OBJECTIVE:
In the entries below, identify every line with the string "USDJPY" and copy it.

Dataset records:
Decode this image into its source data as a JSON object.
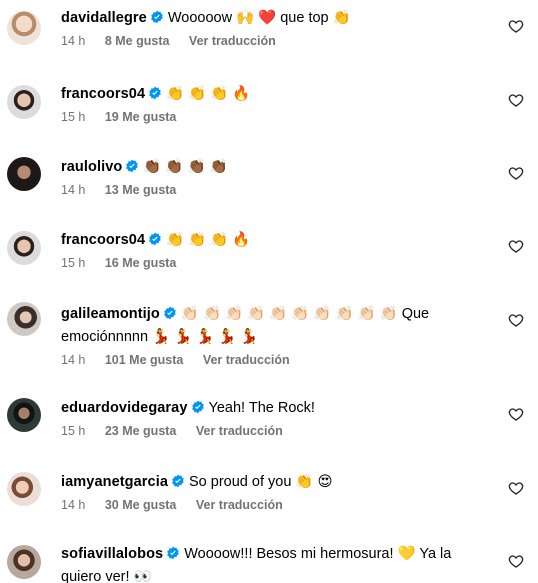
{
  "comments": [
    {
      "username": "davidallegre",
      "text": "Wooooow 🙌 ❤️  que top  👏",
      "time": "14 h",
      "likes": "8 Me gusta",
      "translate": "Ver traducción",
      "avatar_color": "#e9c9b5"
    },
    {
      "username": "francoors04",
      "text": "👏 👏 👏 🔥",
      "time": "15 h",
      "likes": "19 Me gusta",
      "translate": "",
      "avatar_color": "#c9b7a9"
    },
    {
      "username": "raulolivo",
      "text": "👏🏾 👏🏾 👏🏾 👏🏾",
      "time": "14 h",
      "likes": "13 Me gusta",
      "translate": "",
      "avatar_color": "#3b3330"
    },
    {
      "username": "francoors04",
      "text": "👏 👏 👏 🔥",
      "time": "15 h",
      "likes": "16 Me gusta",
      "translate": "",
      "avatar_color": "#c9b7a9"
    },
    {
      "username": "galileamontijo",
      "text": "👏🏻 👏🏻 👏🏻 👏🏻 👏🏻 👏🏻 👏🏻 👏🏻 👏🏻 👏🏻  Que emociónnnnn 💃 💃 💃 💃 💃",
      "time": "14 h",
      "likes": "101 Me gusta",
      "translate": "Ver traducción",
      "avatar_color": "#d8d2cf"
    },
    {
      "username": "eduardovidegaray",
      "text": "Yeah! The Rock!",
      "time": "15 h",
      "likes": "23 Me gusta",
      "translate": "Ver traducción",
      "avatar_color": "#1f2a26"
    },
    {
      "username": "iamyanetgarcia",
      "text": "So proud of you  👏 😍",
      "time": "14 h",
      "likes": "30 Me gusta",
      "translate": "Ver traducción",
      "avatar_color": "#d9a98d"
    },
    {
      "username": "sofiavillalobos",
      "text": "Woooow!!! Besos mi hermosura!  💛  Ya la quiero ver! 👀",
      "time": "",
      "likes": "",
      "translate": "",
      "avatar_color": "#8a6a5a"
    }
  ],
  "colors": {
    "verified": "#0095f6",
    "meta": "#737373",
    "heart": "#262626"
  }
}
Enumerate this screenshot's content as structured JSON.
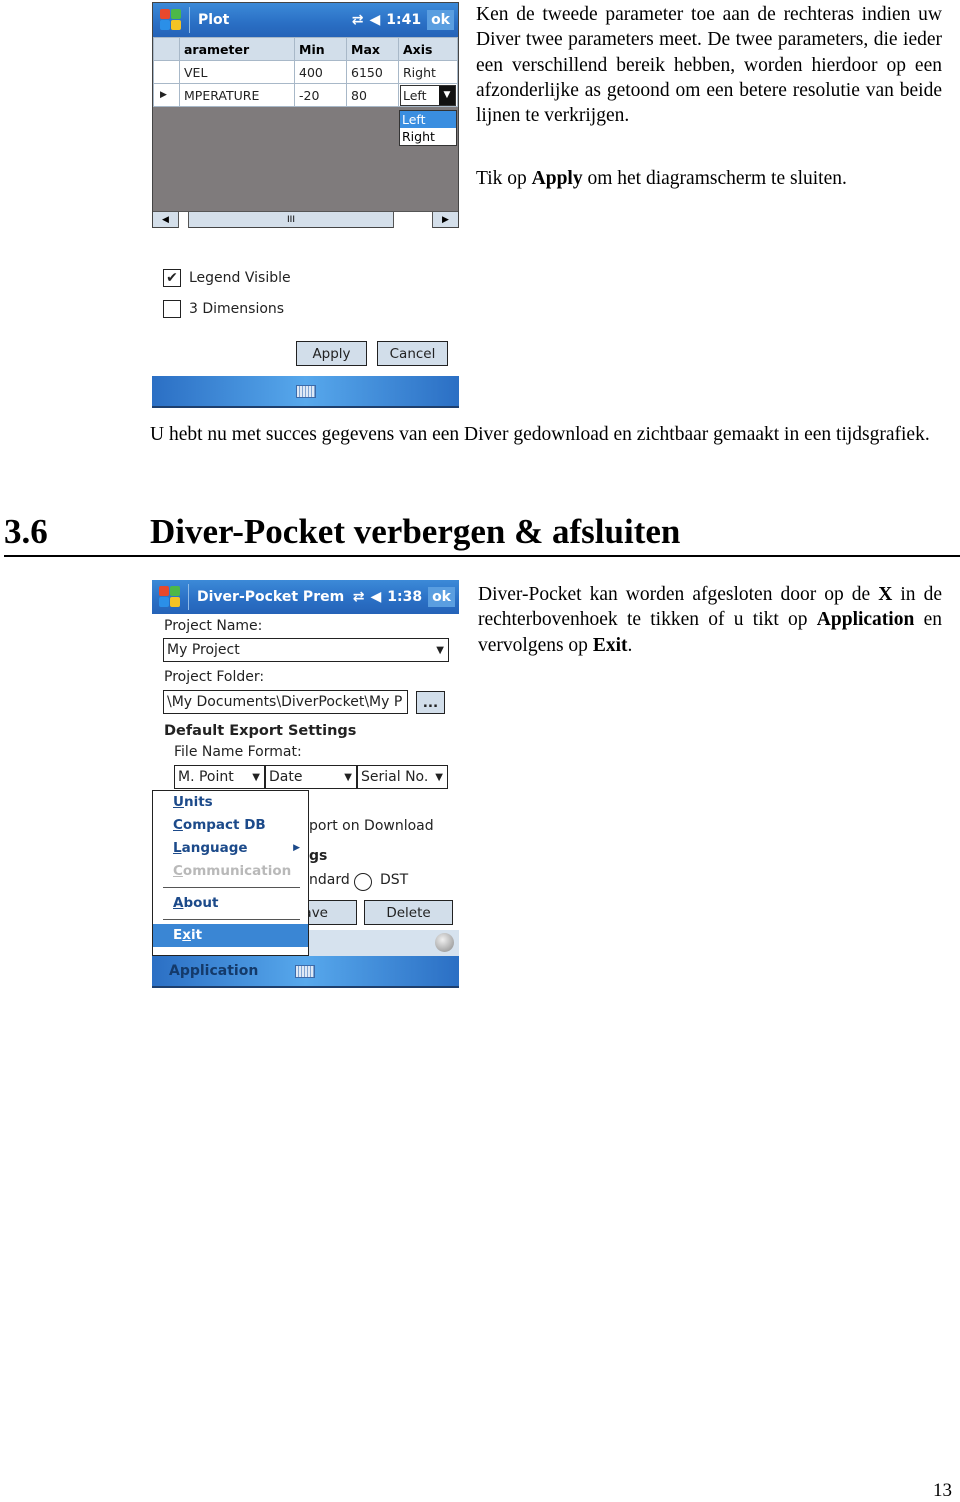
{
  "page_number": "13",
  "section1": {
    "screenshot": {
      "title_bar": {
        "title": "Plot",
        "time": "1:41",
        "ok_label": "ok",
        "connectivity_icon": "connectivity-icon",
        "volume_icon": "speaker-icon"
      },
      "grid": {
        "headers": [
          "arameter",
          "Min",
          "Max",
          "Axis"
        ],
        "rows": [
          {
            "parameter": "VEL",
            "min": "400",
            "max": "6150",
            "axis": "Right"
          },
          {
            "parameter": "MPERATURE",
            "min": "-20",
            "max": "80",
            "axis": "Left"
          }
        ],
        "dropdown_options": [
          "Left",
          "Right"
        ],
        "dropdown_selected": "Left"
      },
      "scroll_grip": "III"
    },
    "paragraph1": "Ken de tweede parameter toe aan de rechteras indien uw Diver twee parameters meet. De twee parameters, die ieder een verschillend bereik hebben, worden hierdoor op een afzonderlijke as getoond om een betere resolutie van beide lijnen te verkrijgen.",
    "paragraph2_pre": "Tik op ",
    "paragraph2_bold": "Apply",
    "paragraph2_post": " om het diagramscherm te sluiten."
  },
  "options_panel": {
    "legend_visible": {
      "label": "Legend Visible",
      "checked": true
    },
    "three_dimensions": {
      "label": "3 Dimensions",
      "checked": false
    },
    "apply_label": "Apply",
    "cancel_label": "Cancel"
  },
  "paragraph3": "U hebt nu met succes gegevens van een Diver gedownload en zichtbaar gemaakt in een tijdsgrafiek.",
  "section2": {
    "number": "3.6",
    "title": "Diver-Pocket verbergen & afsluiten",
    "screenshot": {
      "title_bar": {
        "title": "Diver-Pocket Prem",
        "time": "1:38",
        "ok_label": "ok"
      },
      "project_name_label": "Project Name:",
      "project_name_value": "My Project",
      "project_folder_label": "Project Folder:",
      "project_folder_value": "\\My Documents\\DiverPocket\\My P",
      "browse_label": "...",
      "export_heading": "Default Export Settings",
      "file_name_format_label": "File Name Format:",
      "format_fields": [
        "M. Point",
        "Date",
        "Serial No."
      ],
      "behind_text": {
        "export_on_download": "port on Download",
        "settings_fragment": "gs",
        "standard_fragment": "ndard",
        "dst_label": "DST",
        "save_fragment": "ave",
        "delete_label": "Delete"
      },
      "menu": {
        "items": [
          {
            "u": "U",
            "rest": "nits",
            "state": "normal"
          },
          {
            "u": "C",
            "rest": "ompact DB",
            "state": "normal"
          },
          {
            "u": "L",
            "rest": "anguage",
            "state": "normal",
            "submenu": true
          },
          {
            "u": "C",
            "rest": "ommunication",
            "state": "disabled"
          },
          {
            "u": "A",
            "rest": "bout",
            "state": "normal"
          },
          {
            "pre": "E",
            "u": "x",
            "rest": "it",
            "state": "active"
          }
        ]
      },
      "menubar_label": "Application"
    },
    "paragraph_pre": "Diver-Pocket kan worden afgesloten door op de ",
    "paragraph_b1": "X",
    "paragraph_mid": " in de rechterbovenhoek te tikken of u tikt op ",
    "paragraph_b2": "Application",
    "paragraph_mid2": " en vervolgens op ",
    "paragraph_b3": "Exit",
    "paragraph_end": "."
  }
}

* * *

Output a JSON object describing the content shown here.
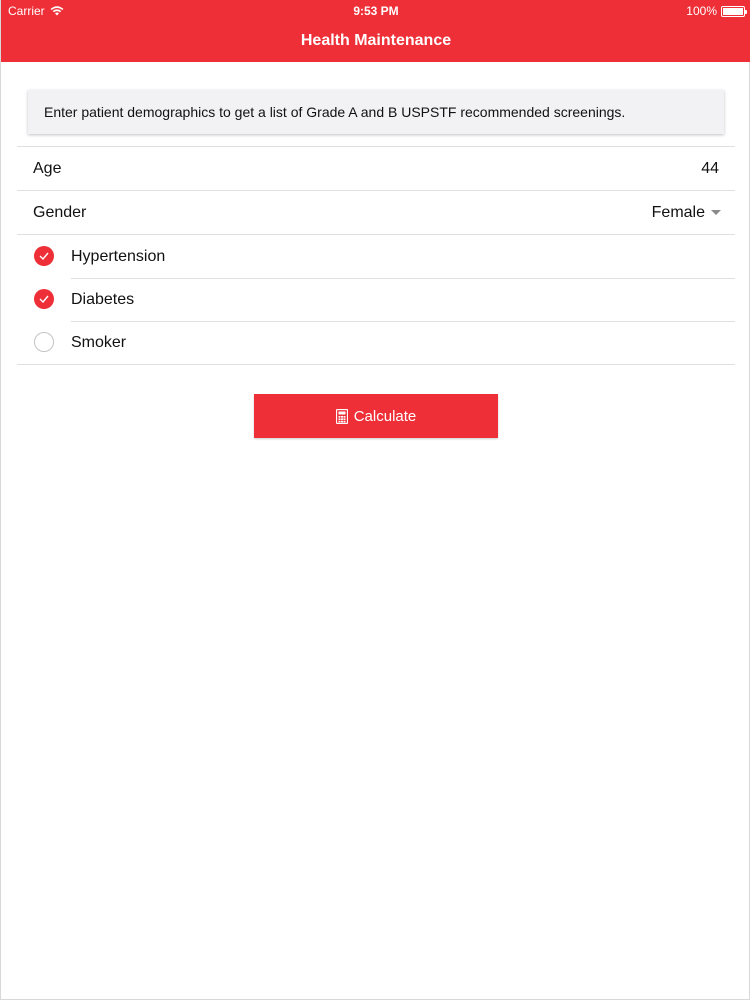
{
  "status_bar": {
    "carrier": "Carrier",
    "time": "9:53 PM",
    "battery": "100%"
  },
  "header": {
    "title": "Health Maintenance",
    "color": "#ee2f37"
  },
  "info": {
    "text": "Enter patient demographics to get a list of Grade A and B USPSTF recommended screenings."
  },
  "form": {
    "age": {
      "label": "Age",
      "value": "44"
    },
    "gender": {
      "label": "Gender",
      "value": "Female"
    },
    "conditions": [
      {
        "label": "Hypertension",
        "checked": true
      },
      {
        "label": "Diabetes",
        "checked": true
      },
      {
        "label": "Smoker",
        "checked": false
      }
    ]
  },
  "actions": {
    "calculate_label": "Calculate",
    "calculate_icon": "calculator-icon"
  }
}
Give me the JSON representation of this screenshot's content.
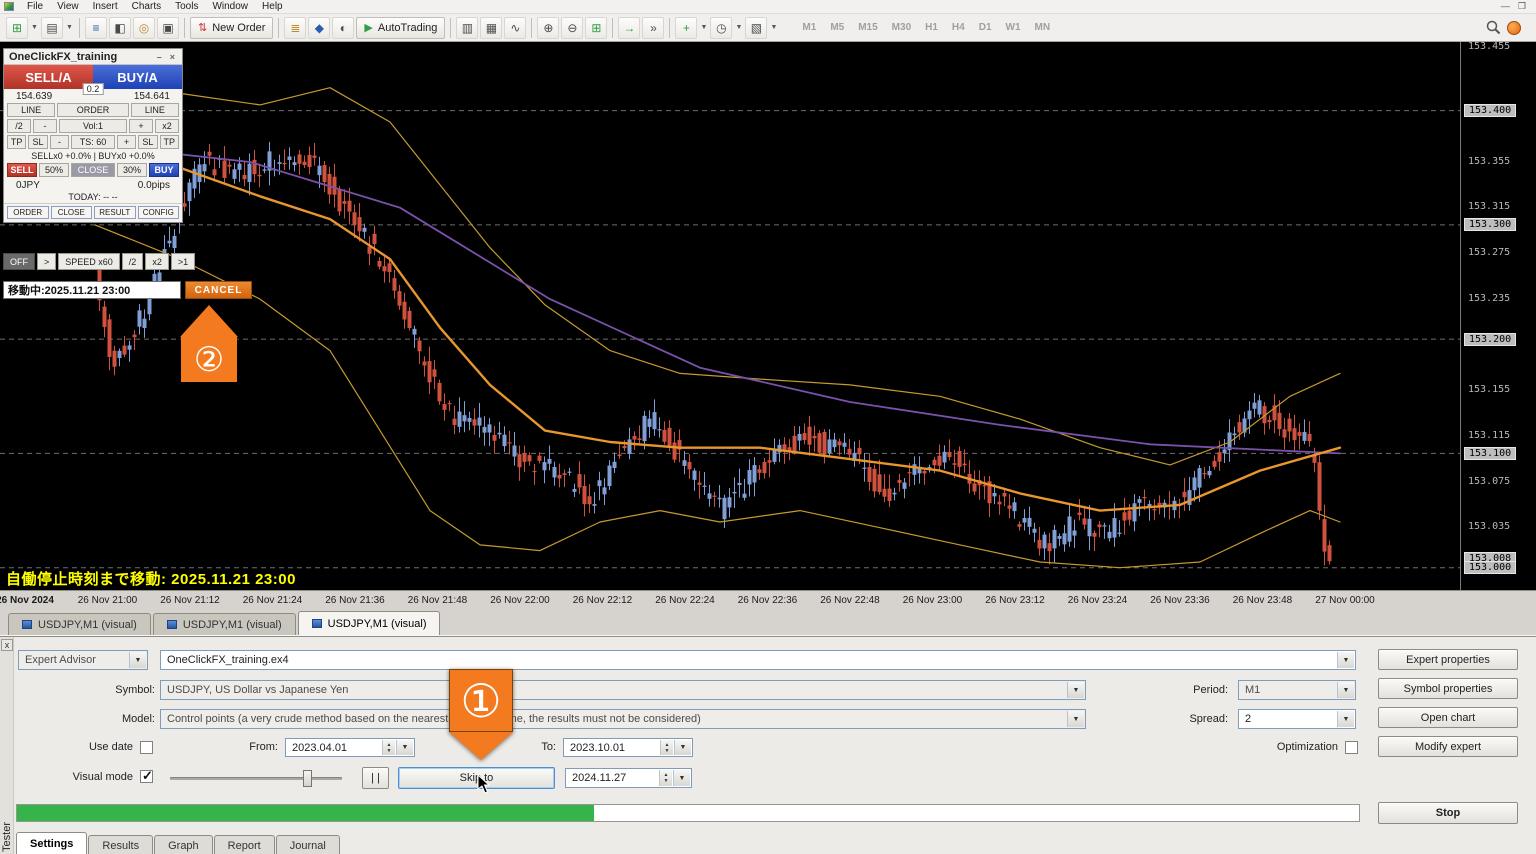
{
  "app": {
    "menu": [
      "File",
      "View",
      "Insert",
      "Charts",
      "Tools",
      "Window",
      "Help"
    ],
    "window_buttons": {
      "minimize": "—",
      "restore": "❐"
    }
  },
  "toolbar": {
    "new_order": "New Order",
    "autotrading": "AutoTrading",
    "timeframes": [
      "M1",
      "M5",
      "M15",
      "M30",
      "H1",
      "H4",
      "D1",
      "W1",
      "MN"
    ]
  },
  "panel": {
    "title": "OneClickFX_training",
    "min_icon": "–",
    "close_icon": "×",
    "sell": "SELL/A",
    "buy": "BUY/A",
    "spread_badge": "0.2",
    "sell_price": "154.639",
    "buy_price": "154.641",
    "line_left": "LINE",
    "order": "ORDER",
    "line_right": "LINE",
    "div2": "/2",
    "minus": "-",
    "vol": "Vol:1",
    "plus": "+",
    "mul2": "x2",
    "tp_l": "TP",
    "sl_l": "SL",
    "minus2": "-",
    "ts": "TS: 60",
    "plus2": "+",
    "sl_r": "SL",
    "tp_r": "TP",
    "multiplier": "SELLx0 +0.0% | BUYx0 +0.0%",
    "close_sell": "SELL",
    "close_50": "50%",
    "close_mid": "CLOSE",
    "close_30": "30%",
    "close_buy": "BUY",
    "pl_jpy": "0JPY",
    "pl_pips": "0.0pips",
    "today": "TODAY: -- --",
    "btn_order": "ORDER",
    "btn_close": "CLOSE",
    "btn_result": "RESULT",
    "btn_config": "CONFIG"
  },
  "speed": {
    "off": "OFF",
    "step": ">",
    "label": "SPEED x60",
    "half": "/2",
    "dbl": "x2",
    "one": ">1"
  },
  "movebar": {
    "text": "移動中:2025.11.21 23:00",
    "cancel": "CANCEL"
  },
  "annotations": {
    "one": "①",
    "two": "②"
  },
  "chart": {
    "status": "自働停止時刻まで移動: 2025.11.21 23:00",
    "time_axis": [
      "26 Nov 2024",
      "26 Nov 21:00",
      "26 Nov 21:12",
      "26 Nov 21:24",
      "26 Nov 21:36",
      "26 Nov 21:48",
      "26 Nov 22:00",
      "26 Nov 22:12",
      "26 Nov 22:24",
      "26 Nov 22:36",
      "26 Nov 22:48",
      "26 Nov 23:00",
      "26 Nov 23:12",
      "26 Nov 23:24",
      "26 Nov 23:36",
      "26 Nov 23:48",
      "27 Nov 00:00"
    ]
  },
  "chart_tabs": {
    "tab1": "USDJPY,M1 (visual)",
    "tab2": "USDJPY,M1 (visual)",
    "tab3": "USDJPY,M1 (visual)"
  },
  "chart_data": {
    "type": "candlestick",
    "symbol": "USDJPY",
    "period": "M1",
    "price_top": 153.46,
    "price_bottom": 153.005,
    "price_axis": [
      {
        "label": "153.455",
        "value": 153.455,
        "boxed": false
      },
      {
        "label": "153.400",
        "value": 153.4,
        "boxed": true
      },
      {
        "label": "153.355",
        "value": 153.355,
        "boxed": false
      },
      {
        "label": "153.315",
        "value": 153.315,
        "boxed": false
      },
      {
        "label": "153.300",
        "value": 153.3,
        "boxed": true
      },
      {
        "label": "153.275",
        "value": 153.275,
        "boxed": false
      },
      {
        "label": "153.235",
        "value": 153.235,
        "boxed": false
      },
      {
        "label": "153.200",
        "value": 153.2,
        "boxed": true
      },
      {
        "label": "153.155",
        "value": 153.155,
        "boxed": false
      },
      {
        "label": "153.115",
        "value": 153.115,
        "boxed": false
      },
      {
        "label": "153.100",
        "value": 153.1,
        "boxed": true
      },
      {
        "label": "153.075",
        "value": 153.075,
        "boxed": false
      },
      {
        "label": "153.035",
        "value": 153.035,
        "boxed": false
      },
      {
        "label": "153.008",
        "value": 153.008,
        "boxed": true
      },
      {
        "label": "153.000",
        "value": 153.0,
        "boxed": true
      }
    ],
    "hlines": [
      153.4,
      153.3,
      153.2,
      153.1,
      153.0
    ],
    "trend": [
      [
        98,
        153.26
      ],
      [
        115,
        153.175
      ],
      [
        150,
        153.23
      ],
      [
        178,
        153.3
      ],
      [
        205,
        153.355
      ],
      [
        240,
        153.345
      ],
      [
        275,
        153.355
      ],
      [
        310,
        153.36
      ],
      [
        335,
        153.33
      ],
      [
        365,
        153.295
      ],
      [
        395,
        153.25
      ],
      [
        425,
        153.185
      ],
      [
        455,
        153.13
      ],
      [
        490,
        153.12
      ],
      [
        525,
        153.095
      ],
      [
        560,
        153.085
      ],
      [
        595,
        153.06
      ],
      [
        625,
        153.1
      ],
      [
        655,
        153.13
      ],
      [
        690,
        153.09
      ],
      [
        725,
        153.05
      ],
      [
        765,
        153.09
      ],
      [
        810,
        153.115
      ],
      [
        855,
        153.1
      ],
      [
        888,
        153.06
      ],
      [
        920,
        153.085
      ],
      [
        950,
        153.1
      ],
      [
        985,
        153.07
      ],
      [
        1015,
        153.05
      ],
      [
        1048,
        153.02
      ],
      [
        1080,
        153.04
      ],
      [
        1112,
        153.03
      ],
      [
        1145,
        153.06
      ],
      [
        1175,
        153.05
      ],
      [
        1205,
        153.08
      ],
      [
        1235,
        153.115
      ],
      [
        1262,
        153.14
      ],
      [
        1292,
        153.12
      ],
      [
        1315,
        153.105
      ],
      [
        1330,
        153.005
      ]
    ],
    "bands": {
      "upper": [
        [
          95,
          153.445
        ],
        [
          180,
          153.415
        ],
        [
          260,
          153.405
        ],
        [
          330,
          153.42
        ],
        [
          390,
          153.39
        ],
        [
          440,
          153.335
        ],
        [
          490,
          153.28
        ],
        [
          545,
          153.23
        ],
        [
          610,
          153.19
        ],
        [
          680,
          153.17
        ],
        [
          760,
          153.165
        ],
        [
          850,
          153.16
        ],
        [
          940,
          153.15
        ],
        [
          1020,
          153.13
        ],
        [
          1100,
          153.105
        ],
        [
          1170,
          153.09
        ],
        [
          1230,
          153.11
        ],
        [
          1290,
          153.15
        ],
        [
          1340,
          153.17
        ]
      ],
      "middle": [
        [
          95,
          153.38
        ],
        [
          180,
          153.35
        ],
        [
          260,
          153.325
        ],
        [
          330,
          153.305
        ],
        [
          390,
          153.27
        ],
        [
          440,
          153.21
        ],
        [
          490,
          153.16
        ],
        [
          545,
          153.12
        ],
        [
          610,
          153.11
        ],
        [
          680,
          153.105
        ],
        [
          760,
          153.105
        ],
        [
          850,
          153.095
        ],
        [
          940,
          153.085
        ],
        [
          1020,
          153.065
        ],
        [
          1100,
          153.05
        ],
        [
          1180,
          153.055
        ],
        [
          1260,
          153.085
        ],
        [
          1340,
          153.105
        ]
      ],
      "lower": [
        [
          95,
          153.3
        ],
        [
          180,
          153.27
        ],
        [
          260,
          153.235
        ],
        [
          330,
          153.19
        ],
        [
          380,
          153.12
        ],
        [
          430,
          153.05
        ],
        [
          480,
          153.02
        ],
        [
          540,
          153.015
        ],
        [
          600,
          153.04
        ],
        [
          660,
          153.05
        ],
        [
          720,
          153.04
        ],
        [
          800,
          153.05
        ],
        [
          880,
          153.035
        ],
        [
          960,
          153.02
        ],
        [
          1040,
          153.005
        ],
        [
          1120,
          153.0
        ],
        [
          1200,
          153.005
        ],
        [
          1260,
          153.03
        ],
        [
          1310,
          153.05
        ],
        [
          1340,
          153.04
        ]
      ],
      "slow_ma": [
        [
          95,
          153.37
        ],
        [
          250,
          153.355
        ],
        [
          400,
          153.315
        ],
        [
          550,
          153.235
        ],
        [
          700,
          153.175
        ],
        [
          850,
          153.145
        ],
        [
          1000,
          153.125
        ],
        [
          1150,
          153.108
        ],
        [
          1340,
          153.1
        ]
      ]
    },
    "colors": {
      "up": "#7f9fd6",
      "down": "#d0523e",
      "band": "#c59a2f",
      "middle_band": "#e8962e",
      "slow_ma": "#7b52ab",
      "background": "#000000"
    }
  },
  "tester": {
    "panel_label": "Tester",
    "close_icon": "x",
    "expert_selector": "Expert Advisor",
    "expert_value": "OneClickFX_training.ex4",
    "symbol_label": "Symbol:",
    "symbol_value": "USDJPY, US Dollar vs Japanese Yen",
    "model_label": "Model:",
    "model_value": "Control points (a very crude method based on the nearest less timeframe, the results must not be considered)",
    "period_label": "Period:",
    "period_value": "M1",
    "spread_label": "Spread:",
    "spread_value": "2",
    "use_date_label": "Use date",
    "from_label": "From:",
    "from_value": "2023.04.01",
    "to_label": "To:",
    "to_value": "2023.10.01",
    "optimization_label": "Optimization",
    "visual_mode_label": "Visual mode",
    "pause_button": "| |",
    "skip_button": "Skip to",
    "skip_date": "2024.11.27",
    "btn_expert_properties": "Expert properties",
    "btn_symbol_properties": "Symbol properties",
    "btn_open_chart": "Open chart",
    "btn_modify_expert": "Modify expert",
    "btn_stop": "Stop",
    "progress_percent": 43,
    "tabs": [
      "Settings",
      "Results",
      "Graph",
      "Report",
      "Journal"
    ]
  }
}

RESPONSE TO THE TASK:
    "tab1": "USDJPY,M1 (visual)",
    "tab2": "USDJPY,M1 (visual)",
    "tab3": "USDJPY,M1 (visual)"
    "symbol": "USDJPY",
    "symbol_value": "USDJPY, US Dollar vs Japanese Yen",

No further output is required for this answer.